WRITTEN TASK. Locate each line holding the string "pero" and copy it.

Stored dataset items
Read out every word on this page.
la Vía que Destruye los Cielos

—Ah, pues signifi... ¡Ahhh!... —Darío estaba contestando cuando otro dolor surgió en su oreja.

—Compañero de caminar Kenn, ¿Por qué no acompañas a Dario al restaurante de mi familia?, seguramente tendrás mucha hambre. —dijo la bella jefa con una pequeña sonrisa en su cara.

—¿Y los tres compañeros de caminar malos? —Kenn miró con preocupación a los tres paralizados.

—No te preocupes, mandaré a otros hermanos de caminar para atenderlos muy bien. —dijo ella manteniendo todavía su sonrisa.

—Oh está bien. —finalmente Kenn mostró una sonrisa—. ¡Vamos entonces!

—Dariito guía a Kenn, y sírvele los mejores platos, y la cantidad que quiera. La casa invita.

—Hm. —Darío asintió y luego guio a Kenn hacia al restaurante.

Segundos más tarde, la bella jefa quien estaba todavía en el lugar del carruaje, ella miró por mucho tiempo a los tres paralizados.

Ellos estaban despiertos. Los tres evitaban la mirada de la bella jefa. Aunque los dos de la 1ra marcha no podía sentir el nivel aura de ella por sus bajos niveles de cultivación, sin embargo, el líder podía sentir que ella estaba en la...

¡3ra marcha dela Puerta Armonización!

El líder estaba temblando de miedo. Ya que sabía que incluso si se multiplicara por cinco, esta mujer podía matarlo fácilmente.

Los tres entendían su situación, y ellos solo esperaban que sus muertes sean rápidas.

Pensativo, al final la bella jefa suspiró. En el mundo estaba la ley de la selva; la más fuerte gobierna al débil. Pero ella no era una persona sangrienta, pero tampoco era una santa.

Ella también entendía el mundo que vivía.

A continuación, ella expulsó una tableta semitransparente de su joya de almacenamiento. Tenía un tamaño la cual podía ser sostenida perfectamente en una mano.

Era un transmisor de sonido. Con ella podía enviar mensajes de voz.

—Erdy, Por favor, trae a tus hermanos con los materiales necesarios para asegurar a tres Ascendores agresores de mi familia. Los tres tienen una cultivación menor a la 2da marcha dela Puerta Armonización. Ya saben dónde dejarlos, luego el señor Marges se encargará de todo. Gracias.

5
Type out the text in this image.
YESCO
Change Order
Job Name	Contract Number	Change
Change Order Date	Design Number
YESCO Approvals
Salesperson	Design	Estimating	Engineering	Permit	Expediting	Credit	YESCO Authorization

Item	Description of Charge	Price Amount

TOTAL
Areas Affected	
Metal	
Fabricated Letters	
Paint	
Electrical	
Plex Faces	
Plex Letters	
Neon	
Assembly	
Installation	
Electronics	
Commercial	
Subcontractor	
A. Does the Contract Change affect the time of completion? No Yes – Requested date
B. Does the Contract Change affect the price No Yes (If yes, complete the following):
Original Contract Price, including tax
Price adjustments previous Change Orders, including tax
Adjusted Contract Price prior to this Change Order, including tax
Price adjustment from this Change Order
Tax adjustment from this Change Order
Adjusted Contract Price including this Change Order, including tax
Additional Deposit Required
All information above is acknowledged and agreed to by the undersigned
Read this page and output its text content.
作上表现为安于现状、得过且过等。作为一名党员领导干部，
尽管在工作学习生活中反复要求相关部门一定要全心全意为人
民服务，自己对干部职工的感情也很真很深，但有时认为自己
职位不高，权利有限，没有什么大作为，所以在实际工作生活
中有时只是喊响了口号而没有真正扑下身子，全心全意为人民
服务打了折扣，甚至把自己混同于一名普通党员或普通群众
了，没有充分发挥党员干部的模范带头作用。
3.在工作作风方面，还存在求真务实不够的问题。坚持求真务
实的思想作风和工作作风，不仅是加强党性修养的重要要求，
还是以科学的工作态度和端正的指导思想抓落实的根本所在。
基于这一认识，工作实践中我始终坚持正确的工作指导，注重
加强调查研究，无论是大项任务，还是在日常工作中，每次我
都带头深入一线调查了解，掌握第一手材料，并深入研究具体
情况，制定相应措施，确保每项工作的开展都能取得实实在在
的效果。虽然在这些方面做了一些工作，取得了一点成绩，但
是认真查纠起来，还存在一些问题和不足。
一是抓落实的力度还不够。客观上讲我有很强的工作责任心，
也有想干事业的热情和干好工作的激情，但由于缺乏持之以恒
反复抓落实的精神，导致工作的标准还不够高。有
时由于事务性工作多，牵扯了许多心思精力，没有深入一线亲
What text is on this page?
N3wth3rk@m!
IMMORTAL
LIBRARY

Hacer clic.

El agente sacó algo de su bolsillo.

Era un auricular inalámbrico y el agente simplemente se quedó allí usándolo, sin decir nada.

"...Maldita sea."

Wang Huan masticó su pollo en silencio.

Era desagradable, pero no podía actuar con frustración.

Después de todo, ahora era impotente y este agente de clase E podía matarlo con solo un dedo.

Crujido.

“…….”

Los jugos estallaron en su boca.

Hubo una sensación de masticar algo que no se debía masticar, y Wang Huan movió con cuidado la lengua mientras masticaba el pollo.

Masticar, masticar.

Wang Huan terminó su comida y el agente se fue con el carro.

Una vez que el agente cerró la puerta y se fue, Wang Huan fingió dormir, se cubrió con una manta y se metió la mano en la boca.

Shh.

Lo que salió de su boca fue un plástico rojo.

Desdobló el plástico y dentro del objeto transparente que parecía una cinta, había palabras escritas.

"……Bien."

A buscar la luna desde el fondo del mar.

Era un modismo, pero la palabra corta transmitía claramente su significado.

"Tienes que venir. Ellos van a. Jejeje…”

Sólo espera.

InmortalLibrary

EXERCISE RESULT.
Pensativo, al final la bella jefa suspiró. En el mundo estaba la ley de la selva; la más fuerte gobierna al débil. Pero ella no era una persona sangrienta, pero tampoco era una santa.
Era desagradable, pero no podía actuar con frustración.
Era un modismo, pero la palabra corta transmitía claramente su significado.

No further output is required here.